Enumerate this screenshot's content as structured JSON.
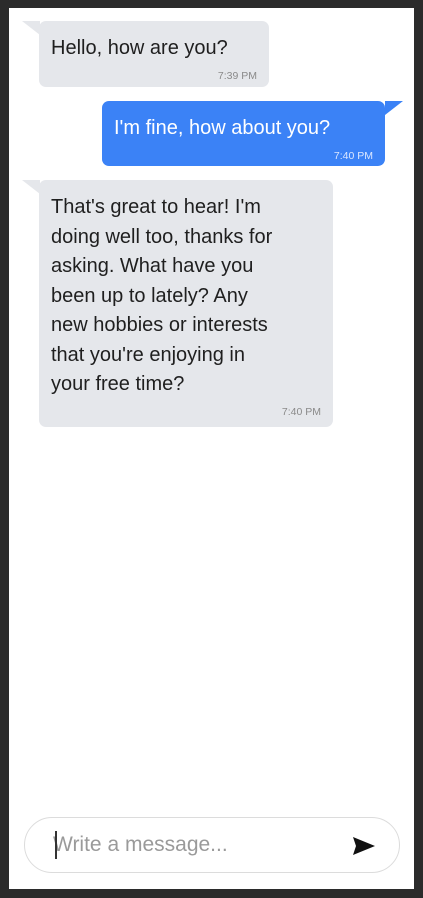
{
  "messages": [
    {
      "text": "Hello, how are you?",
      "time": "7:39 PM",
      "direction": "incoming"
    },
    {
      "text": "I'm fine, how about you?",
      "time": "7:40 PM",
      "direction": "outgoing"
    },
    {
      "text": "That's great to hear! I'm\ndoing well too, thanks for\nasking. What have you\nbeen up to lately? Any\nnew hobbies or interests\nthat you're enjoying in\nyour free time?",
      "time": "7:40 PM",
      "direction": "incoming"
    }
  ],
  "composer": {
    "placeholder": "Write a message...",
    "value": ""
  },
  "icons": {
    "send": "send-icon"
  },
  "colors": {
    "incoming_bubble": "#e5e7eb",
    "outgoing_bubble": "#3b82f6",
    "frame": "#2b2b2b"
  }
}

● **PROBLEM TO WORK ON**:
Set the entries down again exactly. Do not include the images.

● **EXPECTED OUTPUT**:
Enumerate this screenshot's content as structured JSON.
{
  "messages": [
    {
      "text": "Hello, how are you?",
      "time": "7:39 PM",
      "direction": "incoming"
    },
    {
      "text": "I'm fine, how about you?",
      "time": "7:40 PM",
      "direction": "outgoing"
    },
    {
      "text": "That's great to hear! I'm\ndoing well too, thanks for\nasking. What have you\nbeen up to lately? Any\nnew hobbies or interests\nthat you're enjoying in\nyour free time?",
      "time": "7:40 PM",
      "direction": "incoming"
    }
  ],
  "composer": {
    "placeholder": "Write a message...",
    "value": ""
  },
  "icons": {
    "send": "send-icon"
  },
  "colors": {
    "incoming_bubble": "#e5e7eb",
    "outgoing_bubble": "#3b82f6",
    "frame": "#2b2b2b"
  }
}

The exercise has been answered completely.